(WRITTEN INSTRUCTION)
Reproduce the entries exactly.

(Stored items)
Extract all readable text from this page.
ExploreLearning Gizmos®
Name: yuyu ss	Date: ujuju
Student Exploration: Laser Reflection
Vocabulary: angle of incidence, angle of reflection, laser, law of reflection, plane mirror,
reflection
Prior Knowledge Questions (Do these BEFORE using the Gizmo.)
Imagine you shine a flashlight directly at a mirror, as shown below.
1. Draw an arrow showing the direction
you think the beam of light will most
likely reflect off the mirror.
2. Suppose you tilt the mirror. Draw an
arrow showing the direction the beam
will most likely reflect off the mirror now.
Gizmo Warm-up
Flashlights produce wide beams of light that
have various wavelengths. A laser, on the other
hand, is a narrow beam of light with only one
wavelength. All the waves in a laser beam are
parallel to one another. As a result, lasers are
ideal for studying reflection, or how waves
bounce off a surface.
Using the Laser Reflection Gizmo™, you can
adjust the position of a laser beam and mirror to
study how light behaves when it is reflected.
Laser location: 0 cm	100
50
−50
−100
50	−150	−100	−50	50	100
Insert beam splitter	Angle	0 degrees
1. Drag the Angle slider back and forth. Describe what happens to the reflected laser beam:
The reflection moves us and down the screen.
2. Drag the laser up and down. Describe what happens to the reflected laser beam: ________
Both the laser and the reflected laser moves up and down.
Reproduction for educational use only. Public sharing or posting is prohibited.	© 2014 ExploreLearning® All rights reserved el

(CORRECT RESPONSE)
Extract all readable text from this page.
ExploreLearning Gizmos®
Name: yuyu ss	Date: ujuju
Student Exploration: Laser Reflection
Vocabulary: angle of incidence, angle of reflection, laser, law of reflection, plane mirror,
reflection
Prior Knowledge Questions (Do these BEFORE using the Gizmo.)
Imagine you shine a flashlight directly at a mirror, as shown below.
1. Draw an arrow showing the direction
you think the beam of light will most
likely reflect off the mirror.
2. Suppose you tilt the mirror. Draw an
arrow showing the direction the beam
will most likely reflect off the mirror now.
Gizmo Warm-up
Flashlights produce wide beams of light that
have various wavelengths. A laser, on the other
hand, is a narrow beam of light with only one
wavelength. All the waves in a laser beam are
parallel to one another. As a result, lasers are
ideal for studying reflection, or how waves
bounce off a surface.
Using the Laser Reflection Gizmo™, you can
adjust the position of a laser beam and mirror to
study how light behaves when it is reflected.
Laser location: 0 cm	100
50
−50
−100
50	−150	−100	−50	50	100
Insert beam splitter	Angle	0 degrees
1. Drag the Angle slider back and forth. Describe what happens to the reflected laser beam:
The reflection moves us and down the screen.
2. Drag the laser up and down. Describe what happens to the reflected laser beam: ________
Both the laser and the reflected laser moves up and down.
Reproduction for educational use only. Public sharing or posting is prohibited.	© 2014 ExploreLearning® All rights reserved el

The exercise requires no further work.